[Dataset records]
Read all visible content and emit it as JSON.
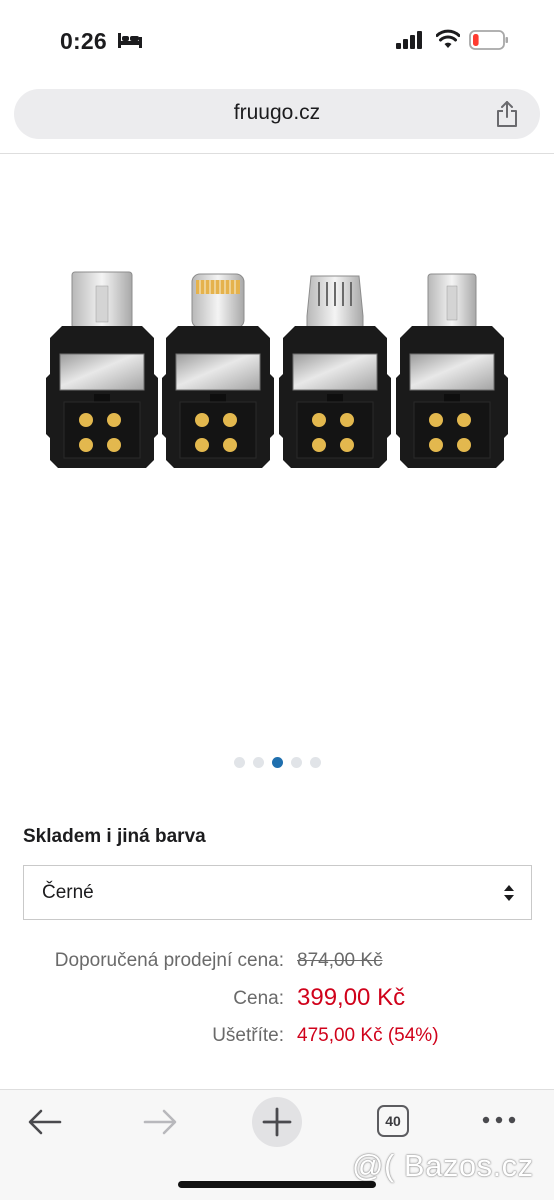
{
  "status_bar": {
    "time": "0:26",
    "icons": [
      "bed-icon",
      "signal-icon",
      "wifi-icon",
      "battery-icon"
    ],
    "battery_level": 0.1,
    "battery_color": "#ff3b30"
  },
  "browser": {
    "url": "fruugo.cz",
    "share_icon": "share-icon"
  },
  "gallery": {
    "total_images": 5,
    "active_index": 2,
    "active_color": "#1f6fae"
  },
  "product": {
    "variant_label": "Skladem i jiná barva",
    "variant_selected": "Černé",
    "rrp_label": "Doporučená prodejní cena:",
    "rrp_value": "874,00 Kč",
    "price_label": "Cena:",
    "price_value": "399,00 Kč",
    "savings_label": "Ušetříte:",
    "savings_value": "475,00 Kč (54%)",
    "price_color": "#d0021b"
  },
  "toolbar": {
    "tabs_count": "40",
    "icons": [
      "back-arrow-icon",
      "forward-arrow-icon",
      "plus-icon",
      "tabs-icon",
      "more-icon"
    ]
  },
  "watermark": {
    "text": "@( Bazos.cz"
  }
}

What you will do>
Output every entry verbatim. Pictures do not belong in the copy.

Answer to the exercise>
Read all visible content and emit it as JSON.
{
  "status_bar": {
    "time": "0:26",
    "icons": [
      "bed-icon",
      "signal-icon",
      "wifi-icon",
      "battery-icon"
    ],
    "battery_level": 0.1,
    "battery_color": "#ff3b30"
  },
  "browser": {
    "url": "fruugo.cz",
    "share_icon": "share-icon"
  },
  "gallery": {
    "total_images": 5,
    "active_index": 2,
    "active_color": "#1f6fae"
  },
  "product": {
    "variant_label": "Skladem i jiná barva",
    "variant_selected": "Černé",
    "rrp_label": "Doporučená prodejní cena:",
    "rrp_value": "874,00 Kč",
    "price_label": "Cena:",
    "price_value": "399,00 Kč",
    "savings_label": "Ušetříte:",
    "savings_value": "475,00 Kč (54%)",
    "price_color": "#d0021b"
  },
  "toolbar": {
    "tabs_count": "40",
    "icons": [
      "back-arrow-icon",
      "forward-arrow-icon",
      "plus-icon",
      "tabs-icon",
      "more-icon"
    ]
  },
  "watermark": {
    "text": "@( Bazos.cz"
  }
}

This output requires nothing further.